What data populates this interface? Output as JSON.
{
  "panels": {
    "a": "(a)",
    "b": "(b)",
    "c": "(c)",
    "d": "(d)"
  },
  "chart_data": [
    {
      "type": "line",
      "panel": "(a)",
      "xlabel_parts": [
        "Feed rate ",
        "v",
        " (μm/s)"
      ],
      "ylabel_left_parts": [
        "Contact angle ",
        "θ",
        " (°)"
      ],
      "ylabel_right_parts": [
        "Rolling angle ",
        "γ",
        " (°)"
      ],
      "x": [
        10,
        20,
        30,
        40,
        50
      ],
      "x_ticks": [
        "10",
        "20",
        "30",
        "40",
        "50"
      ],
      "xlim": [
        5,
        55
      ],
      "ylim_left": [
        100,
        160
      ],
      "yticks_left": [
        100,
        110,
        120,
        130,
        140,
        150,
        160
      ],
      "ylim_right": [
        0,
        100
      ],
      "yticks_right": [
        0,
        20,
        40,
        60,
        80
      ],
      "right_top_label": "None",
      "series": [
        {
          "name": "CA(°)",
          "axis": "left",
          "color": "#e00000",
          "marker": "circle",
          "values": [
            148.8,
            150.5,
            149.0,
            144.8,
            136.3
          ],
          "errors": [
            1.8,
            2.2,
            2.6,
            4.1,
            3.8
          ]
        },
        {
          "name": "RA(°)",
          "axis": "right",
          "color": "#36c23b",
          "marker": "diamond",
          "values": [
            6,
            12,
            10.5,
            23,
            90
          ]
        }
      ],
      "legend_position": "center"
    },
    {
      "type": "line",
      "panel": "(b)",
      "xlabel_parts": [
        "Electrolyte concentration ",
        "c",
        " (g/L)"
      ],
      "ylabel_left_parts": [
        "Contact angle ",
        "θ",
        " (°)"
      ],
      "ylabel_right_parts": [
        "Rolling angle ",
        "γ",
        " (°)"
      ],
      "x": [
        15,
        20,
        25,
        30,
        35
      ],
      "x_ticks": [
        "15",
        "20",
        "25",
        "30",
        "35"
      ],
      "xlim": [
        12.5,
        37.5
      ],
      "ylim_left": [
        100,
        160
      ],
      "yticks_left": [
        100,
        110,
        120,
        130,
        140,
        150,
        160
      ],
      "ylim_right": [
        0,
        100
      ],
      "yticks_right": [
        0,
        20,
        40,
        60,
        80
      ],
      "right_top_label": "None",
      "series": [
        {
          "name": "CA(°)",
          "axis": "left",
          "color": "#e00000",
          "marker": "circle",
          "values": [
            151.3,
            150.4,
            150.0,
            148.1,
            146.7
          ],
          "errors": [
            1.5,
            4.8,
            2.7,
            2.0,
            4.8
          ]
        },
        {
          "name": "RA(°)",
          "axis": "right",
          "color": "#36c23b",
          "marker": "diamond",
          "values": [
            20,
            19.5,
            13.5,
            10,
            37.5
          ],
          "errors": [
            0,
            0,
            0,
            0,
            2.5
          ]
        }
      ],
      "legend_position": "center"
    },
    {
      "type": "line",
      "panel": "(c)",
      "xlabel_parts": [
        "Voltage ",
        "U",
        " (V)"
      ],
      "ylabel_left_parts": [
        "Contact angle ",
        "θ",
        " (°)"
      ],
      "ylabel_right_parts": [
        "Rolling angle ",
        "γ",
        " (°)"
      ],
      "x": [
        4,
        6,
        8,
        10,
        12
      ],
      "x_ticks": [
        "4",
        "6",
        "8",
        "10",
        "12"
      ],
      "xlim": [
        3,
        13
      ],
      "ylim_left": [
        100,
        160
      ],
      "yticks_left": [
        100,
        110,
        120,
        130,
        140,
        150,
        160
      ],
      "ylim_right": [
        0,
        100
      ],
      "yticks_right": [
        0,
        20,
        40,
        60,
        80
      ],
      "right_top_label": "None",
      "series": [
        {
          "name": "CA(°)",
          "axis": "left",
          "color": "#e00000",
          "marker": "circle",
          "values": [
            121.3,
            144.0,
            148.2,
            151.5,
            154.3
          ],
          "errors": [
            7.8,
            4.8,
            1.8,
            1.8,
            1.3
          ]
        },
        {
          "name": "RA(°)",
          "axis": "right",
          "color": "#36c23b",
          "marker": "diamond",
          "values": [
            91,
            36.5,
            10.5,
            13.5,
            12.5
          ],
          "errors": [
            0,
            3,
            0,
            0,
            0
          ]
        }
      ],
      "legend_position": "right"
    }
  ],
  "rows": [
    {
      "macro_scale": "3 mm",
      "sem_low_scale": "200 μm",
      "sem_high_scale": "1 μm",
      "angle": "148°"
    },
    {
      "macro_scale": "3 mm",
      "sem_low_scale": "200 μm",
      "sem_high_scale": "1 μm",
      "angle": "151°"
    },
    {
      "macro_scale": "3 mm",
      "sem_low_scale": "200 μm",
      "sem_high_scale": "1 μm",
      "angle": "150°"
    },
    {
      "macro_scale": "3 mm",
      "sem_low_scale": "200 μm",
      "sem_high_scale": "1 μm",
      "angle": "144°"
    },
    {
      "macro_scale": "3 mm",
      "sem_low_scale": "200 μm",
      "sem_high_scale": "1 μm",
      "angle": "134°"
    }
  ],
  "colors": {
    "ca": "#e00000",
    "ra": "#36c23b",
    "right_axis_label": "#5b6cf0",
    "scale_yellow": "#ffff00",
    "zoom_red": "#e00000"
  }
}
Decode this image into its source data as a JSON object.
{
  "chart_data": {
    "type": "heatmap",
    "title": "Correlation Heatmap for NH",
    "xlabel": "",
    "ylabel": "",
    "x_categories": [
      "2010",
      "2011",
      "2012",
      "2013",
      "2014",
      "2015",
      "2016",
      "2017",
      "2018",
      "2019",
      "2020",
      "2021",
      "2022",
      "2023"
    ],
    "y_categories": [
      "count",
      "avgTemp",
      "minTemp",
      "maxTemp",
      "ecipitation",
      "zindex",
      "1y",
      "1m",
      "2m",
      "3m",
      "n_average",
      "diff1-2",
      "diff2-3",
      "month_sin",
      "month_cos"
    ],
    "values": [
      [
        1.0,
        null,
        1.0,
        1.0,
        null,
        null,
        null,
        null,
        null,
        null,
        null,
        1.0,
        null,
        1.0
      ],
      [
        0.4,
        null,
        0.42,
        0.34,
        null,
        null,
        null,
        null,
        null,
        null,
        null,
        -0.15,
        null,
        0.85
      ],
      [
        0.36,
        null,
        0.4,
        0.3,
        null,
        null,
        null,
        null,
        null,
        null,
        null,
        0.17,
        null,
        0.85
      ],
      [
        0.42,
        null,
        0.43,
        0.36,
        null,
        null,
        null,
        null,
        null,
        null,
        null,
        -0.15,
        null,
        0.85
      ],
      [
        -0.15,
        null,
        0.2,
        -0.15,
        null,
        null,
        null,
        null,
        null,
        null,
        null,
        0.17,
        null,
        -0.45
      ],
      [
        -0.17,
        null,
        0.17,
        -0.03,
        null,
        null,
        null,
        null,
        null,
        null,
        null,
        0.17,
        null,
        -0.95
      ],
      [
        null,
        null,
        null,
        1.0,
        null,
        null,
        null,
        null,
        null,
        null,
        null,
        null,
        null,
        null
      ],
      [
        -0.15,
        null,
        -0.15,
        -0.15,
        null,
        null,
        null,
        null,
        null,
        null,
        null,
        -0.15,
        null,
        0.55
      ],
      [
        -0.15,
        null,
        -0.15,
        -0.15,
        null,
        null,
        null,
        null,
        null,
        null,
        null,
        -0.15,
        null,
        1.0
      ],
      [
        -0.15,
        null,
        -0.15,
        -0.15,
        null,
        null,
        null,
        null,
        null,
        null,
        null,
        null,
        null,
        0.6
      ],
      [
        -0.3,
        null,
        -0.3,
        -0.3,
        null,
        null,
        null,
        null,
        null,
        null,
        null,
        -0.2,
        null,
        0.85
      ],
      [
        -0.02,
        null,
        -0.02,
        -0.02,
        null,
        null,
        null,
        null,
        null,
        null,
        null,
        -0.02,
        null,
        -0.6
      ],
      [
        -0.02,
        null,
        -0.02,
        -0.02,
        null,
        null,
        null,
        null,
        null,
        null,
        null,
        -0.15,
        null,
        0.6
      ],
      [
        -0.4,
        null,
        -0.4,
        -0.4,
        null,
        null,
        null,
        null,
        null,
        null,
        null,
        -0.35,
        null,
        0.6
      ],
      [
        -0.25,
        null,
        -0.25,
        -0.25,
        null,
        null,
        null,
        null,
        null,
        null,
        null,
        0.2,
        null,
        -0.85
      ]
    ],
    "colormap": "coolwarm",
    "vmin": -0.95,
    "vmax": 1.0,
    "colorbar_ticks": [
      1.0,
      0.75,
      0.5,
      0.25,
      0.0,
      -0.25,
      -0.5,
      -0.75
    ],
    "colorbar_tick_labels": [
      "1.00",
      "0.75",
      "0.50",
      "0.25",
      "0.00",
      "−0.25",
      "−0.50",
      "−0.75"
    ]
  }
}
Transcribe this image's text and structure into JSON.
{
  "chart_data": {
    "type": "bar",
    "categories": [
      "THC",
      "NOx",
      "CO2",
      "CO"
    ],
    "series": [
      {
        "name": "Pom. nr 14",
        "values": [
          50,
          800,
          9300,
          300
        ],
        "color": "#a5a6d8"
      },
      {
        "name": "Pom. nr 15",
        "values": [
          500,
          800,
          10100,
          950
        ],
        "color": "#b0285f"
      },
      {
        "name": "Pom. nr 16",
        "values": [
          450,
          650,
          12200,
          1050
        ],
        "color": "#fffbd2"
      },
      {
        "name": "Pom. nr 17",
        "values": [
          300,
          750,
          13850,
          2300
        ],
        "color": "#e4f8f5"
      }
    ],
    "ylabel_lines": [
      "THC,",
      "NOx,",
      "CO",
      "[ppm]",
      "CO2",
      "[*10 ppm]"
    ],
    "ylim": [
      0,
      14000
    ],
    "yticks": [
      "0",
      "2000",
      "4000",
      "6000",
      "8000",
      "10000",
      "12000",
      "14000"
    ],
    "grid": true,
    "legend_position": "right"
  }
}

REQUIRED TASK — In the listing above, find the lines holding the word "image" and copy them.

SOLUTION TO THE PROBLEM —
Decode this image into its source data as a JSON object.
Transcribe this image's text and structure into JSON.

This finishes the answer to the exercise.